Reproduce the listing exactly and skip over any pictures.

* Begin Data extract *

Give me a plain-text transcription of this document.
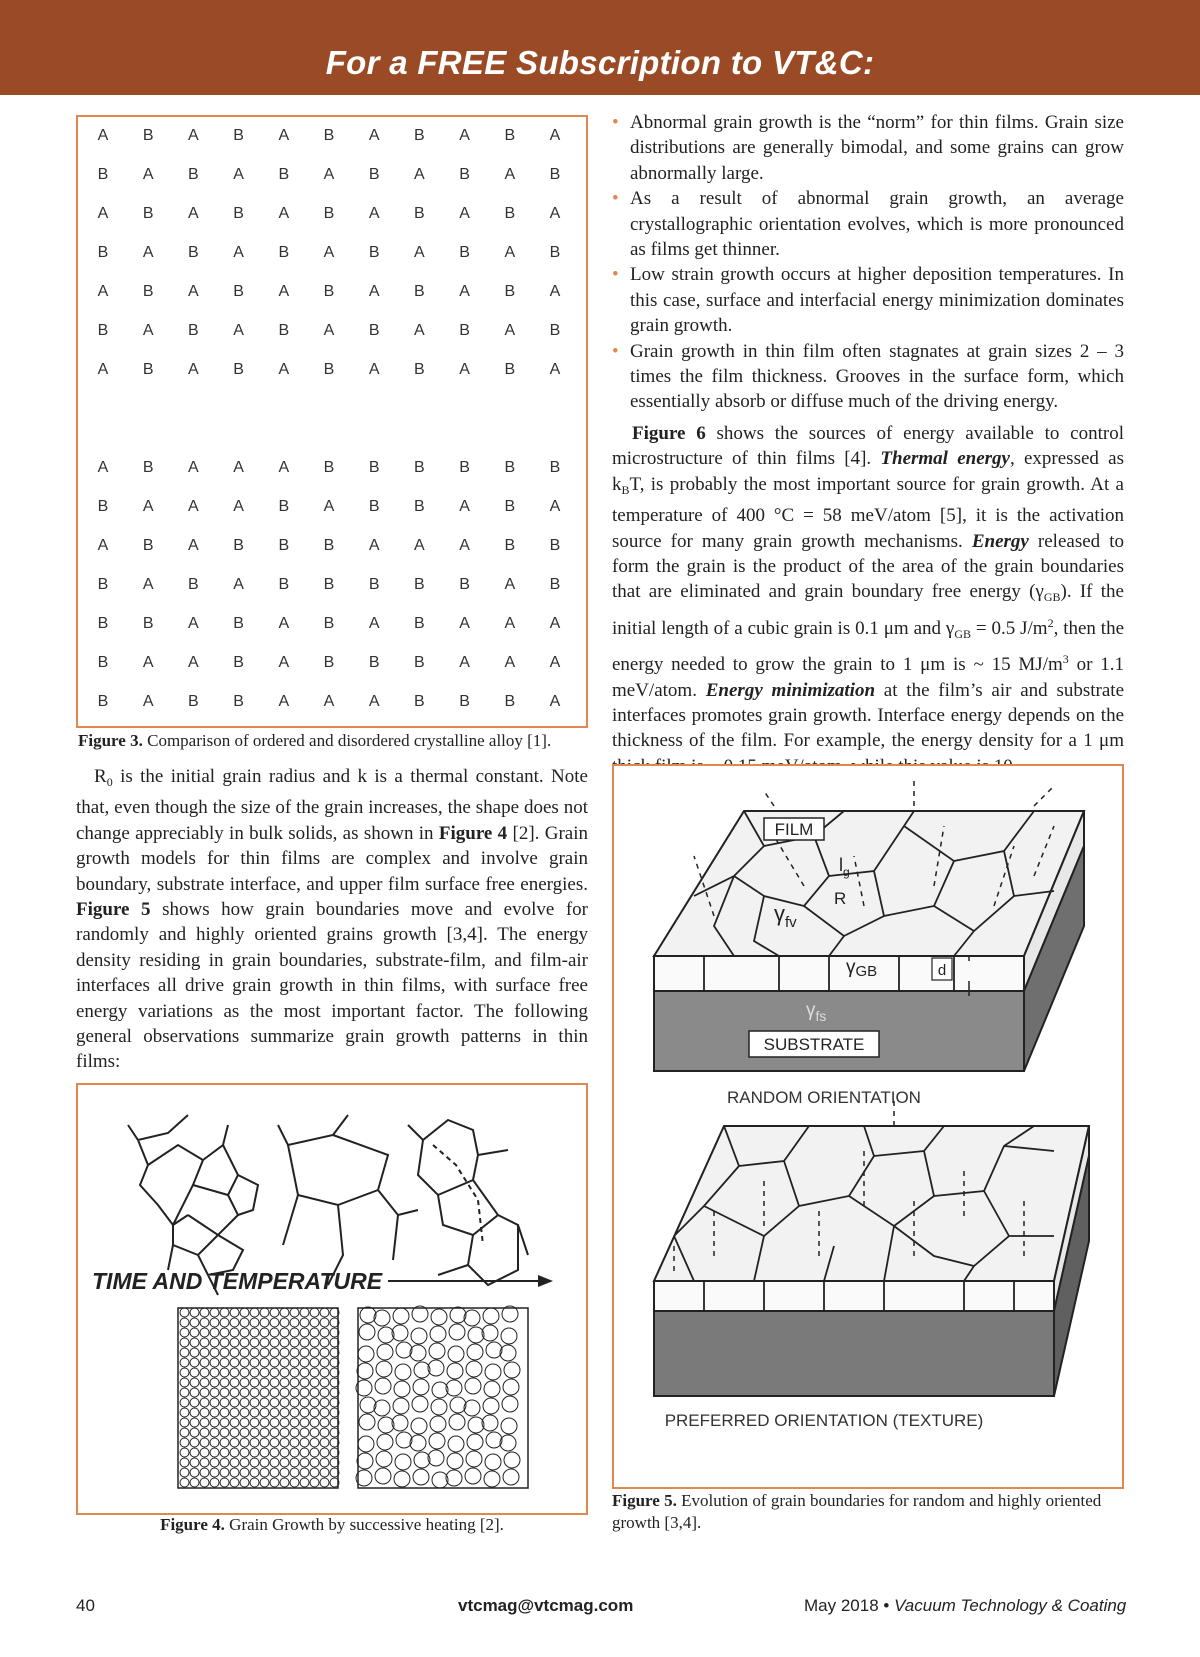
For a FREE Subscription to VT&C:
A B A B A B A B A B A
B A B A B A B A B A B
A B A B A B A B A B A
B A B A B A B A B A B
A B A B A B A B A B A
B A B A B A B A B A B
A B A B A B A B A B A
A B A A A B B B B B B
B A A A B A B B A B A
A B A B B B A A A B B
B A B A B B B B B A B
B B A B A B A B A A A
B A A B A B B B A A A
B A B B A A A B B B A
Figure 3. Comparison of ordered and disordered crystalline alloy [1].
$R_0$ is the initial grain radius and k is a thermal constant. Note that, even though the size of the grain increases, the shape does not change appreciably in bulk solids, as shown in Figure 4 [2]. Grain growth models for thin films are complex and involve grain boundary, substrate interface, and upper film surface free energies. Figure 5 shows how grain boundaries move and evolve for randomly and highly oriented grains growth [3,4]. The energy density residing in grain boundaries, substrate-film, and film-air interfaces all drive grain growth in thin films, with surface free energy variations as the most important factor. The following general observations summarize grain growth patterns in thin films:
TIME AND TEMPERATURE
Figure 4. Grain Growth by successive heating [2].
• Abnormal grain growth is the “norm” for thin films. Grain size distributions are generally bimodal, and some grains can grow abnormally large.
• As a result of abnormal grain growth, an average crystallographic orientation evolves, which is more pronounced as films get thinner.
• Low strain growth occurs at higher deposition temperatures. In this case, surface and interfacial energy minimization dominates grain growth.
• Grain growth in thin film often stagnates at grain sizes 2 – 3 times the film thickness. Grooves in the surface form, which essentially absorb or diffuse much of the driving energy.
Figure 6 shows the sources of energy available to control microstructure of thin films [4]. Thermal energy, expressed as $k_BT$, is probably the most important source for grain growth. At a temperature of 400 °C = 58 meV/atom [5], it is the activation source for many grain growth mechanisms. Energy released to form the grain is the product of the area of the grain boundaries that are eliminated and grain boundary free energy $(\gamma_{GB})$. If the initial length of a cubic grain is 0.1 μm and $\gamma_{GB} = 0.5$ $J/m^2$, then the energy needed to grow the grain to 1 μm is ~ 15 $MJ/m^3$ or 1.1 meV/atom. Energy minimization at the film’s air and substrate interfaces promotes grain growth. Interface energy depends on the thickness of the film. For example, the energy density for a 1 μm
FILM
$l_g$
R
$\gamma_{fv}$
γGB	d
$\gamma_{fs}$
SUBSTRATE
RANDOM ORIENTATION
PREFERRED ORIENTATION (TEXTURE)
Figure 5. Evolution of grain boundaries for random and highly oriented growth [3,4].
40	vtcmag@vtcmag.com	May 2018 • Vacuum Technology & Coating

* End Data extract *

### Result for this task:
Give me a plain-text transcription of this document.
For a FREE Subscription to VT&C:
A B A B A B A B A B A
B A B A B A B A B A B
A B A B A B A B A B A
B A B A B A B A B A B
A B A B A B A B A B A
B A B A B A B A B A B
A B A B A B A B A B A
A B A A A B B B B B B
B A A A B A B B A B A
A B A B B B A A A B B
B A B A B B B B B A B
B B A B A B A B A A A
B A A B A B B B A A A
B A B B A A A B B B A
Figure 3. Comparison of ordered and disordered crystalline alloy [1].
$R_0$ is the initial grain radius and k is a thermal constant. Note that, even though the size of the grain increases, the shape does not change appreciably in bulk solids, as shown in Figure 4 [2]. Grain growth models for thin films are complex and involve grain boundary, substrate interface, and upper film surface free energies. Figure 5 shows how grain boundaries move and evolve for randomly and highly oriented grains growth [3,4]. The energy density residing in grain boundaries, substrate-film, and film-air interfaces all drive grain growth in thin films, with surface free energy variations as the most important factor. The following general observations summarize grain growth patterns in thin films:
TIME AND TEMPERATURE
Figure 4. Grain Growth by successive heating [2].
• Abnormal grain growth is the “norm” for thin films. Grain size distributions are generally bimodal, and some grains can grow abnormally large.
• As a result of abnormal grain growth, an average crystallographic orientation evolves, which is more pronounced as films get thinner.
• Low strain growth occurs at higher deposition temperatures. In this case, surface and interfacial energy minimization dominates grain growth.
• Grain growth in thin film often stagnates at grain sizes 2 – 3 times the film thickness. Grooves in the surface form, which essentially absorb or diffuse much of the driving energy.
Figure 6 shows the sources of energy available to control microstructure of thin films [4]. Thermal energy, expressed as $k_BT$, is probably the most important source for grain growth. At a temperature of 400 °C = 58 meV/atom [5], it is the activation source for many grain growth mechanisms. Energy released to form the grain is the product of the area of the grain boundaries that are eliminated and grain boundary free energy $(\gamma_{GB})$. If the initial length of a cubic grain is 0.1 μm and $\gamma_{GB} = 0.5$ $J/m^2$, then the energy needed to grow the grain to 1 μm is ~ 15 $MJ/m^3$ or 1.1 meV/atom. Energy minimization at the film’s air and substrate interfaces promotes grain growth. Interface energy depends on the thickness of the film. For example, the energy density for a 1 μm
FILM
$l_g$
R
$\gamma_{fv}$
γGB	d
$\gamma_{fs}$
SUBSTRATE
RANDOM ORIENTATION
PREFERRED ORIENTATION (TEXTURE)
Figure 5. Evolution of grain boundaries for random and highly oriented growth [3,4].
40	vtcmag@vtcmag.com	May 2018 • Vacuum Technology & Coating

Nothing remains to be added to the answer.